Keep only the lines that hold the string "numerum", filtering out the rest of the entries below.

--------------------

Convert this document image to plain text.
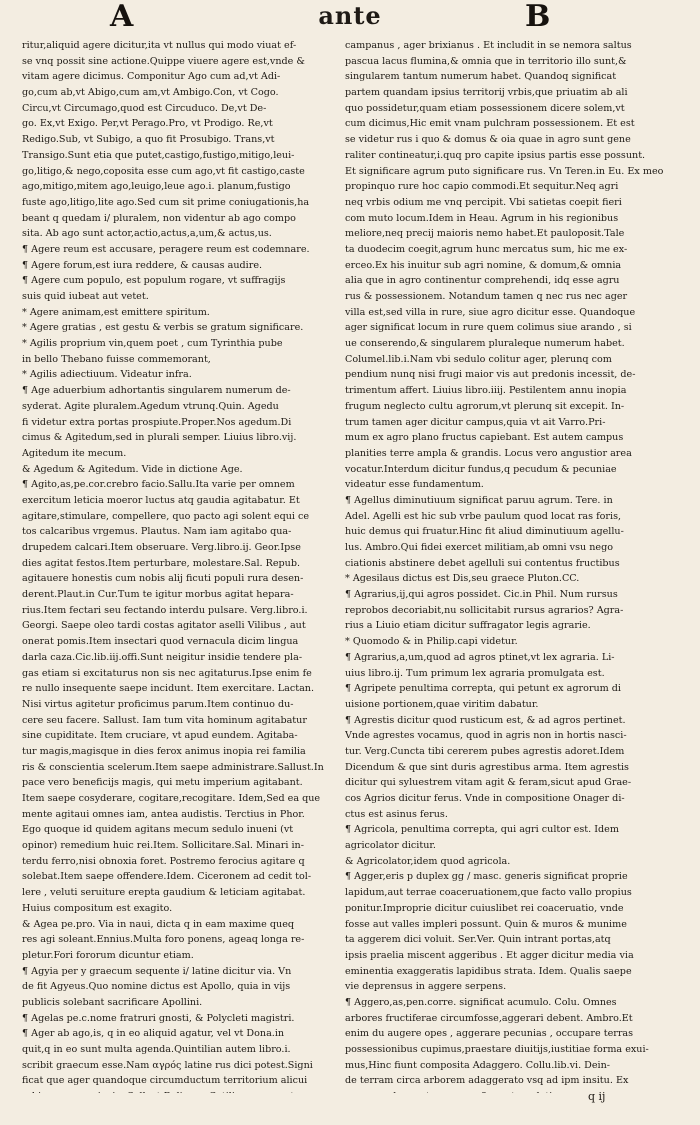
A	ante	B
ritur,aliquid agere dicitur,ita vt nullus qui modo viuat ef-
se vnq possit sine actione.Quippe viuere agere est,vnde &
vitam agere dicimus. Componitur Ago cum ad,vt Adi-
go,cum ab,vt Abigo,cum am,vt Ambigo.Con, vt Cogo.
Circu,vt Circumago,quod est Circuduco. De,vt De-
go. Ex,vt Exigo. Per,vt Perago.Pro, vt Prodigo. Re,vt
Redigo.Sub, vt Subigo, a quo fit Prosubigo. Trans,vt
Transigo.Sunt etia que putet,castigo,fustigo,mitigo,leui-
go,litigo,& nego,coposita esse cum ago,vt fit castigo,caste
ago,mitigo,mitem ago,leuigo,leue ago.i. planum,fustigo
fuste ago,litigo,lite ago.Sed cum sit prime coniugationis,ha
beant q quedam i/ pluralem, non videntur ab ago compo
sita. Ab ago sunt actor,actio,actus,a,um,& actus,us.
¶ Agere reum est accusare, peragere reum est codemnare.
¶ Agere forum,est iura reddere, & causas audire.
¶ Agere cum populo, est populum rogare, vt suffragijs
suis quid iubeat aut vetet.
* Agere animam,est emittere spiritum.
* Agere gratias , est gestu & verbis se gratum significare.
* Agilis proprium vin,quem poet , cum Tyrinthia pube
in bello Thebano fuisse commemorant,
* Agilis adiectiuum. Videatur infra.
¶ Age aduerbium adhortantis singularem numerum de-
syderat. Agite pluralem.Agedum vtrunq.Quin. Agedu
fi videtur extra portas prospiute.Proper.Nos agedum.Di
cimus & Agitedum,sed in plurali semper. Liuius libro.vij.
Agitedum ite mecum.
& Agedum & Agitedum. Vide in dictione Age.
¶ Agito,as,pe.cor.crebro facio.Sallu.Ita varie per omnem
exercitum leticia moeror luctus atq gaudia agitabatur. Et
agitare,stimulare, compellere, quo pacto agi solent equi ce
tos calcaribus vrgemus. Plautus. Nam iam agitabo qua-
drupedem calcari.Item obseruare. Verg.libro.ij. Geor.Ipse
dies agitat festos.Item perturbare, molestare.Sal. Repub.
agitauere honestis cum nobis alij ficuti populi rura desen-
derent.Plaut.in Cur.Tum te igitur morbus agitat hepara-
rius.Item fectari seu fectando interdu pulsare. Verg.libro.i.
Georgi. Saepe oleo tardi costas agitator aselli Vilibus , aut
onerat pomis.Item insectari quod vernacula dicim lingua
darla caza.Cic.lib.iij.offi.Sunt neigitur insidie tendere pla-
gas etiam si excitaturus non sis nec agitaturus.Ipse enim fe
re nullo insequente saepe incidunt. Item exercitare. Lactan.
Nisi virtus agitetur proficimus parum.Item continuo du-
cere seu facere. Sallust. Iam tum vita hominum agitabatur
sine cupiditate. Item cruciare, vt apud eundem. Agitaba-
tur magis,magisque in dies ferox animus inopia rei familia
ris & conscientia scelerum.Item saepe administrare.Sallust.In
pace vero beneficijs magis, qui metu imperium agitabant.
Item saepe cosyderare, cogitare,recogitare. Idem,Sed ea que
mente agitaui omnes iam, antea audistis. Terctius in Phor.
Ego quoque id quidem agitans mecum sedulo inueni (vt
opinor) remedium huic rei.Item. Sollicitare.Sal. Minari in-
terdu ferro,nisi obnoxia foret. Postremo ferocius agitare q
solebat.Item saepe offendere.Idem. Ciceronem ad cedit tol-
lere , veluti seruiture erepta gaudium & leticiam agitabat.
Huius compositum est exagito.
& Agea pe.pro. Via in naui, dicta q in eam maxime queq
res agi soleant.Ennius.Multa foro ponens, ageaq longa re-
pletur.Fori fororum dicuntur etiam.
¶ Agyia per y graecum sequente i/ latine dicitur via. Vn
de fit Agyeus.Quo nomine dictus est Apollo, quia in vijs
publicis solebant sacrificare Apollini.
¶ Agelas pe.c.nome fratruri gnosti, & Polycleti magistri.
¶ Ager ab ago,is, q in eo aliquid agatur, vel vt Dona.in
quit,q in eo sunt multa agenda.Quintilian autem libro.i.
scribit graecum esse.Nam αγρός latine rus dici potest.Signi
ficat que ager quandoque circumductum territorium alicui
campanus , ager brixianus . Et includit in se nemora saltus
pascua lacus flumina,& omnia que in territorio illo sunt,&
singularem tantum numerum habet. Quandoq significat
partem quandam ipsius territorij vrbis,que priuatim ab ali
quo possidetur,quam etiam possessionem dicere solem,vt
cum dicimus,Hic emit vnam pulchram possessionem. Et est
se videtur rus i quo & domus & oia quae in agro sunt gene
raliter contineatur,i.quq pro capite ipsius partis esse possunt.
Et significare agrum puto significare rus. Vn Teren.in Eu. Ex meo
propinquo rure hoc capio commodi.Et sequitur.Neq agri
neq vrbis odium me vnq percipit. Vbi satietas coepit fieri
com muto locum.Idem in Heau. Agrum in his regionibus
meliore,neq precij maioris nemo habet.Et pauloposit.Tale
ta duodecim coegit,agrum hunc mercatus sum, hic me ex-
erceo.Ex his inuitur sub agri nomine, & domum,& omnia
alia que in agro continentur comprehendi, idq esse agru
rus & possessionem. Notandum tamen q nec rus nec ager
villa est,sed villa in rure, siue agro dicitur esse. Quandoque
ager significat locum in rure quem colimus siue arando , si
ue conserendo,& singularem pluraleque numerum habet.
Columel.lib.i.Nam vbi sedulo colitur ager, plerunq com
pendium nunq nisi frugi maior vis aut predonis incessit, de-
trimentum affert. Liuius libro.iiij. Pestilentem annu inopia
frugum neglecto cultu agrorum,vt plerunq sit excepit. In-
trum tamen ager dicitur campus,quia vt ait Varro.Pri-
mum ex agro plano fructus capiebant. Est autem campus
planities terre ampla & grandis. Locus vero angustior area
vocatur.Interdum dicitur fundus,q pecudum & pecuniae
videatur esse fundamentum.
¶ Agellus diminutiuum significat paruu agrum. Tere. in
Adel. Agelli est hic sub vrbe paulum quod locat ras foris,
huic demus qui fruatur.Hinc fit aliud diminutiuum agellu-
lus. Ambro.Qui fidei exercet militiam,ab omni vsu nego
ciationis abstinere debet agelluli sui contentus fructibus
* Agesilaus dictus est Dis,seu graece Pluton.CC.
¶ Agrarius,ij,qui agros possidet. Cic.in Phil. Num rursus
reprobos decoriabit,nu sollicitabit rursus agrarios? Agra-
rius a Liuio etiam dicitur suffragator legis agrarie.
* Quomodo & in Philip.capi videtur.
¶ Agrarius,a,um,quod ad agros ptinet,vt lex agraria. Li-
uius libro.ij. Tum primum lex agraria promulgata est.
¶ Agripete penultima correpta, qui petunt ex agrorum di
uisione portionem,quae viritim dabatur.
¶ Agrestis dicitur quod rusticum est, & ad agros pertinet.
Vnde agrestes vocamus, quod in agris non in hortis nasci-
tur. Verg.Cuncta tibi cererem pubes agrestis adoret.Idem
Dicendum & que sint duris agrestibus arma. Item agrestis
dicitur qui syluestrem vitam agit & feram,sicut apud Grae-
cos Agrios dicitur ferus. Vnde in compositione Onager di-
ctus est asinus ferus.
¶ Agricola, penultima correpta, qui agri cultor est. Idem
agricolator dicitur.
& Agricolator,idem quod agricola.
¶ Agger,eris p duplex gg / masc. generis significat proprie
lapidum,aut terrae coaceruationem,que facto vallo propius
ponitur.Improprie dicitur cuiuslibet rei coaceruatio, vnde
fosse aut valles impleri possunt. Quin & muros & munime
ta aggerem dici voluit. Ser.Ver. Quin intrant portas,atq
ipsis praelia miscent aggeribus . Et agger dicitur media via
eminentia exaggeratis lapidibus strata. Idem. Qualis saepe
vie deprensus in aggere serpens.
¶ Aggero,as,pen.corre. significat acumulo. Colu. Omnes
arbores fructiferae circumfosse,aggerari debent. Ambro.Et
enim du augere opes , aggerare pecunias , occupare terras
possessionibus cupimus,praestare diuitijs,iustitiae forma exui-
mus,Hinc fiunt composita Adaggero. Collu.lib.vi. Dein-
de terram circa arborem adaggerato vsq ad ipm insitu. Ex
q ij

--------------------

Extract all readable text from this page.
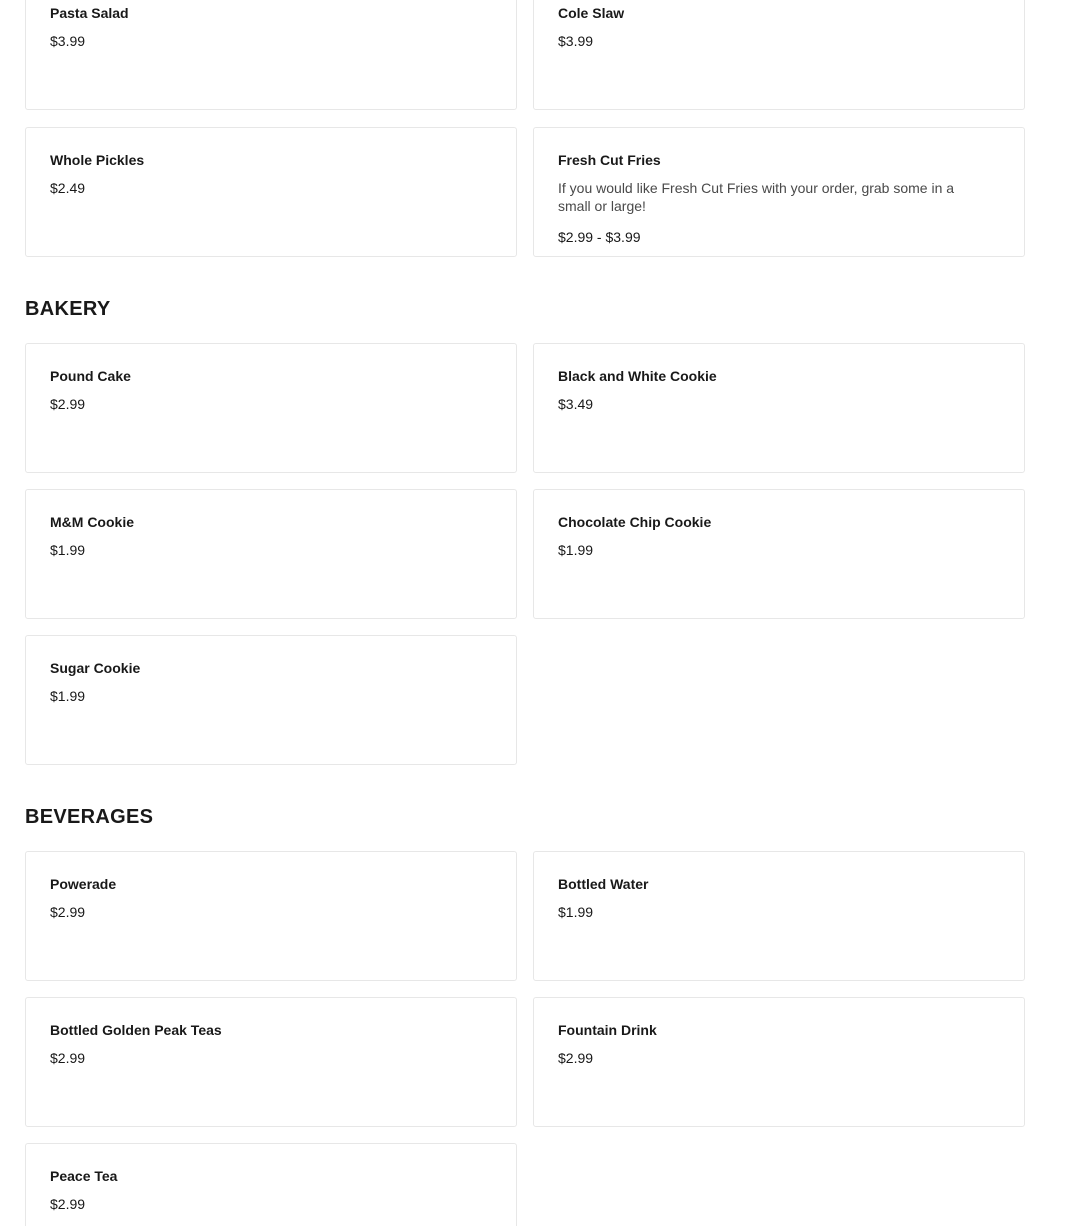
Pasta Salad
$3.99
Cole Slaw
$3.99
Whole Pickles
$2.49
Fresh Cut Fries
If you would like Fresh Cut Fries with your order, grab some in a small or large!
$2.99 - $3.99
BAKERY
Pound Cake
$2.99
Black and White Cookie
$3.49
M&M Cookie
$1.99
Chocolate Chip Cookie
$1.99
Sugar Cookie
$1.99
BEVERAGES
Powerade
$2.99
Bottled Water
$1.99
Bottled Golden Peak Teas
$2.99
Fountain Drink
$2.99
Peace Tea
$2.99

--------------------

- [Result below]
¶ Age aduerbium adhortantis singularem numerum de-
singularem tantum numerum habet. Quandoq significat
ue conserendo,& singularem pluraleque numerum habet.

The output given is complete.